◆ SELECTED PASSAGE:

....

Organized by variety of flower, each section begins with details about the particular blossom being featured. Then come the recipes, which manage to straddle the line between being appealing new and still familiar enough to get the old salivary glands working (for instances, how about a scoop of Lilac Sorbet).

As a preserver, I’m particularly interested in the ways that flowers can enhance my preserves. I often used dried lavender buds in jams and jellies to add a floral note, but now I’m contemplating the ways that lilac, nasturtium, and rose petals could improve or add interest to my basic sweet spreads. Makes the mind boggle a little, doesn’t it?

This recipe for Dandelion Jam was originally intended to go in the book, but because of space constraints, was cut from the volume. Eric from Quirk knows I happen to have a thing for jams and so asked if I’d like to feature the recipe here. I said yes and here we are.
I’ve not made this jam, but having read the recipe, I do believe it should work. For a preserve like this one, cooking it up to 220 degrees F will improve your chances of getting a good set from it. Also, do note that while it instructs you to put the finished jam in sterilized jars and seal them, it also requires that you store them in the fridge. This is because the jam doesn’t have the proper acidity for boiling water bath canning.


Dandelion Jam
Ingredients
- 8 cups water
- 4 cups dandelion blossoms
- 2 tablespoons lemon juice
- 1 1 3/4-ounce package powdered fruit pectin
- 5 1/2 cups sugar
Instructions
- Pour the water into a large saucepan and add dandelion blossoms. Bring mixture to a boil and continue boiling for about 5 minutes, or until water turns yellow.

....

◆ WHAT YOU ARE ASKED TO DO: In the dandelion jam post, why must the finished jam be kept in the fridge?

◆ DATASET CONTENT:
....

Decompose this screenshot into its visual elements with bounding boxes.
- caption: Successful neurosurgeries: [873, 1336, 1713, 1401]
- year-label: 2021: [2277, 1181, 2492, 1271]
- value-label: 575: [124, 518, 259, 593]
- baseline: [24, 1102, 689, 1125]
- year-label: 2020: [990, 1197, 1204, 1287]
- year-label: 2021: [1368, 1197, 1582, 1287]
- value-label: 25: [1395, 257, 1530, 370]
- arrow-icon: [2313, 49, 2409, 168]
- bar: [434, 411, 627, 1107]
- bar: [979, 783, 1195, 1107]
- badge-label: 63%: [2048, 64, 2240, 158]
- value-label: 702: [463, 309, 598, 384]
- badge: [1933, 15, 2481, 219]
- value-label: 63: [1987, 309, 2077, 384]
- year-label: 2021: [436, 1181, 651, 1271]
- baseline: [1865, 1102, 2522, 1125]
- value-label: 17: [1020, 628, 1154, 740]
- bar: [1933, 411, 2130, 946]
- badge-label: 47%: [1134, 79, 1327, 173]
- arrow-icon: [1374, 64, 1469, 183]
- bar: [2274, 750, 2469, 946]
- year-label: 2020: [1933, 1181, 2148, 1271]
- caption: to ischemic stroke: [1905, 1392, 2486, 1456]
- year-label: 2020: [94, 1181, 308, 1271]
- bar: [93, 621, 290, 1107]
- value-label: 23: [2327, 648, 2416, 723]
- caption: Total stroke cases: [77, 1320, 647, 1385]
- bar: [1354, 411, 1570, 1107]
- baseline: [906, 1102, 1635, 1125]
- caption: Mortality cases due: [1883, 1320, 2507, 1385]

....

◆ SOLUTION TO THE PROBLEM: The jam doesn't have the proper acidity for boiling water bath canning.